>> Begin SUPPLIED ENTRIES

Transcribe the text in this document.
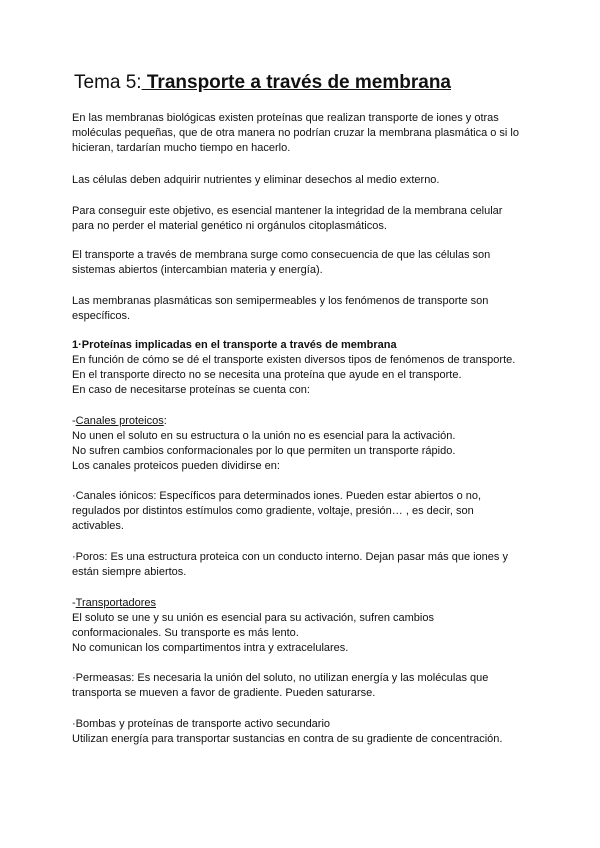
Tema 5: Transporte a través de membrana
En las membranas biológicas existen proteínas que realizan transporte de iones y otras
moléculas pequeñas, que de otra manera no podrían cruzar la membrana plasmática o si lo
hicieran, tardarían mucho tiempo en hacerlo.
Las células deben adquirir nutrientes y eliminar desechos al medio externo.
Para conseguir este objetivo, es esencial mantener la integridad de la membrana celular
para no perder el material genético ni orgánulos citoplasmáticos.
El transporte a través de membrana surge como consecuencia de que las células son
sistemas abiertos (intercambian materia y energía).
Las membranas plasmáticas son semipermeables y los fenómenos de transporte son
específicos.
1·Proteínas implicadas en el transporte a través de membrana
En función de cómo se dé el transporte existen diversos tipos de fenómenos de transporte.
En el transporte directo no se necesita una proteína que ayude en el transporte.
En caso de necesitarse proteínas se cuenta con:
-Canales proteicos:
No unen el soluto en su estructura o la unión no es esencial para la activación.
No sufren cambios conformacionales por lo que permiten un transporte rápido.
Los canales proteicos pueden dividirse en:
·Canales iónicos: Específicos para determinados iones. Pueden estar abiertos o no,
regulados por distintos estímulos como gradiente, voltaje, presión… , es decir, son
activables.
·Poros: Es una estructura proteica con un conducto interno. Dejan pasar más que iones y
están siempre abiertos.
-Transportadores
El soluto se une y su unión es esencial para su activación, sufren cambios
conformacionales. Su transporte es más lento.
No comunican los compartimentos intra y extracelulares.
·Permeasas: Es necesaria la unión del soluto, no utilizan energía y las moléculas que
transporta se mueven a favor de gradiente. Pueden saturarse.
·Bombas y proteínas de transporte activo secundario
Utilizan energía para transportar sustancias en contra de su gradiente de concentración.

>> End SUPPLIED ENTRIES

### SHORT PROBLEM
Print the full listing exactly, dropping the pictures.

### SOLUTION FOR THIS EXERCISE
Transcribe the text in this document.
Tema 5: Transporte a través de membrana
En las membranas biológicas existen proteínas que realizan transporte de iones y otras
moléculas pequeñas, que de otra manera no podrían cruzar la membrana plasmática o si lo
hicieran, tardarían mucho tiempo en hacerlo.
Las células deben adquirir nutrientes y eliminar desechos al medio externo.
Para conseguir este objetivo, es esencial mantener la integridad de la membrana celular
para no perder el material genético ni orgánulos citoplasmáticos.
El transporte a través de membrana surge como consecuencia de que las células son
sistemas abiertos (intercambian materia y energía).
Las membranas plasmáticas son semipermeables y los fenómenos de transporte son
específicos.
1·Proteínas implicadas en el transporte a través de membrana
En función de cómo se dé el transporte existen diversos tipos de fenómenos de transporte.
En el transporte directo no se necesita una proteína que ayude en el transporte.
En caso de necesitarse proteínas se cuenta con:
-Canales proteicos:
No unen el soluto en su estructura o la unión no es esencial para la activación.
No sufren cambios conformacionales por lo que permiten un transporte rápido.
Los canales proteicos pueden dividirse en:
·Canales iónicos: Específicos para determinados iones. Pueden estar abiertos o no,
regulados por distintos estímulos como gradiente, voltaje, presión… , es decir, son
activables.
·Poros: Es una estructura proteica con un conducto interno. Dejan pasar más que iones y
están siempre abiertos.
-Transportadores
El soluto se une y su unión es esencial para su activación, sufren cambios
conformacionales. Su transporte es más lento.
No comunican los compartimentos intra y extracelulares.
·Permeasas: Es necesaria la unión del soluto, no utilizan energía y las moléculas que
transporta se mueven a favor de gradiente. Pueden saturarse.
·Bombas y proteínas de transporte activo secundario
Utilizan energía para transportar sustancias en contra de su gradiente de concentración.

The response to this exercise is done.